What is required:
Search the material for the string "characters", then return every line where it is found.

#### Input for this task ####

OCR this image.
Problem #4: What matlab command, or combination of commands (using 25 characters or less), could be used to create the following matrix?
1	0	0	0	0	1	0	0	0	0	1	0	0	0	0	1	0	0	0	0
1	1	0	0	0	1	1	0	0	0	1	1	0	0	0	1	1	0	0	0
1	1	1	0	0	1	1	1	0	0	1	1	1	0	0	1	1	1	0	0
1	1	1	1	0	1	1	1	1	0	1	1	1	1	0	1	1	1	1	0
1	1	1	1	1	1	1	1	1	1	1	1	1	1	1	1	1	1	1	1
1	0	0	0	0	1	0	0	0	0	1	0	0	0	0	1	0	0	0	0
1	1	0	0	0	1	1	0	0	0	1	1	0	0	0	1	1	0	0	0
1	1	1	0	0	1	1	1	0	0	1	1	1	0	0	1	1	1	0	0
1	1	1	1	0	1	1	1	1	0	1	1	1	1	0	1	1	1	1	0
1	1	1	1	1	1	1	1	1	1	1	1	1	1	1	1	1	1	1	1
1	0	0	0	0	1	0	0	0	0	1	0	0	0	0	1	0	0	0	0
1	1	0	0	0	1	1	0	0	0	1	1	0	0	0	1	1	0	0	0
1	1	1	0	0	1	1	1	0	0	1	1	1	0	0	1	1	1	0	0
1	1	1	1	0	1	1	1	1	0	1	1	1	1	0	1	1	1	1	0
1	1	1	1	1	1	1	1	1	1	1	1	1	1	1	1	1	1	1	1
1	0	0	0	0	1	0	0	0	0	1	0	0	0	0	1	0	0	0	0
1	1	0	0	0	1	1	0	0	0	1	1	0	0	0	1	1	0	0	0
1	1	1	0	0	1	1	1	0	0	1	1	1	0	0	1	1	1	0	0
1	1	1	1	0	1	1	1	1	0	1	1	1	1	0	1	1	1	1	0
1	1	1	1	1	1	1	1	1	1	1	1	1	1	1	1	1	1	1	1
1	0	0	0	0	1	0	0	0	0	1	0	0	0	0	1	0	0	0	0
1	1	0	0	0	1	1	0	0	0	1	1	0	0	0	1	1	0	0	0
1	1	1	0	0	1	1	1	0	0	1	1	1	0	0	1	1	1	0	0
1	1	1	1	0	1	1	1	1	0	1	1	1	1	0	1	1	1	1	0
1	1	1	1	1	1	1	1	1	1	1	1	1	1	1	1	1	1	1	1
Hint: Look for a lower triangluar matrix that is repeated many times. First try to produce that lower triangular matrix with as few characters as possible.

####

The answer:
Problem #4: What matlab command, or combination of commands (using 25 characters or less), could be used to create the following matrix?
Hint: Look for a lower triangluar matrix that is repeated many times. First try to produce that lower triangular matrix with as few characters as possible.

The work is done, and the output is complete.